[Dataset records on visual material]
##########

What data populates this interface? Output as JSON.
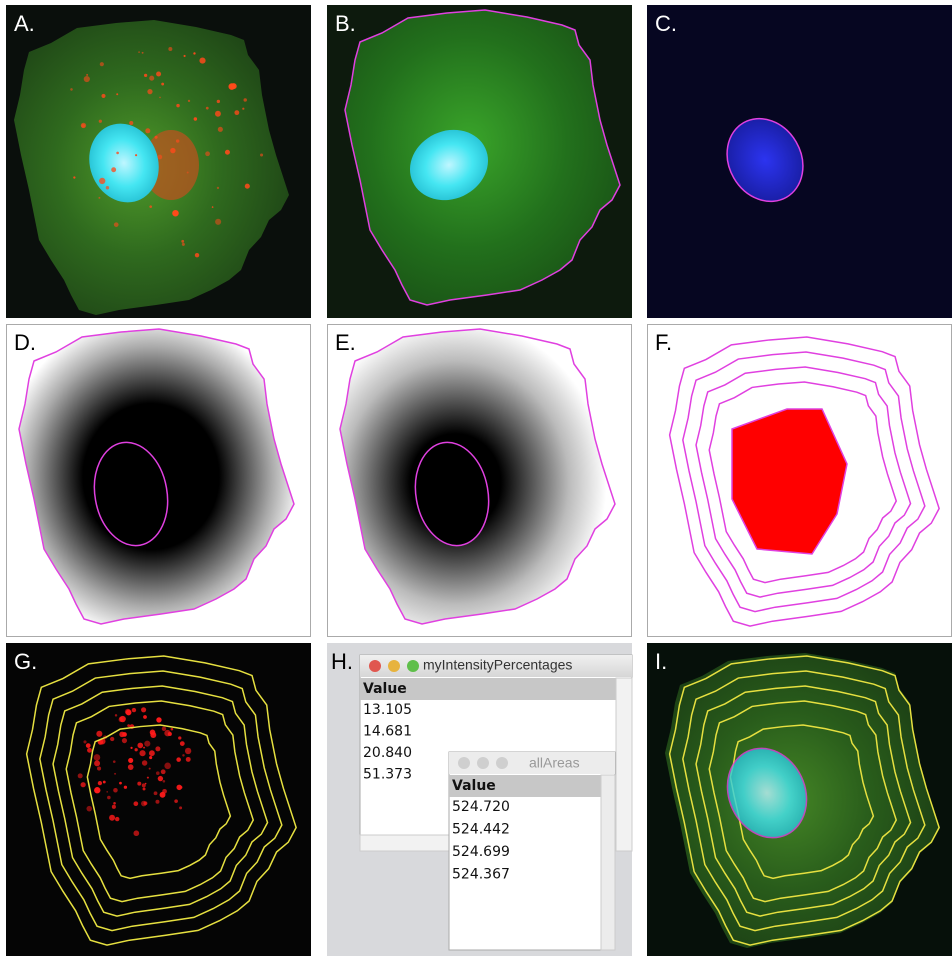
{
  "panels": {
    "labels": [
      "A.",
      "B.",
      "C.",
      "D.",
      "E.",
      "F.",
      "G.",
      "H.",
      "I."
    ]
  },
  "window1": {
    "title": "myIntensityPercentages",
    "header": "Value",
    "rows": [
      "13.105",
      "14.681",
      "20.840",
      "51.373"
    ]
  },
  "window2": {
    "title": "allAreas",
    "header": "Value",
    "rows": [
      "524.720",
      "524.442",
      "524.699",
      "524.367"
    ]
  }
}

##########

Every line is to be duplicated exactly, though pictures stay out.

◆ **FULL OUTPUT**
What data populates this interface? Output as JSON.
{
  "panels": {
    "labels": [
      "A.",
      "B.",
      "C.",
      "D.",
      "E.",
      "F.",
      "G.",
      "H.",
      "I."
    ]
  },
  "window1": {
    "title": "myIntensityPercentages",
    "header": "Value",
    "rows": [
      "13.105",
      "14.681",
      "20.840",
      "51.373"
    ]
  },
  "window2": {
    "title": "allAreas",
    "header": "Value",
    "rows": [
      "524.720",
      "524.442",
      "524.699",
      "524.367"
    ]
  }
}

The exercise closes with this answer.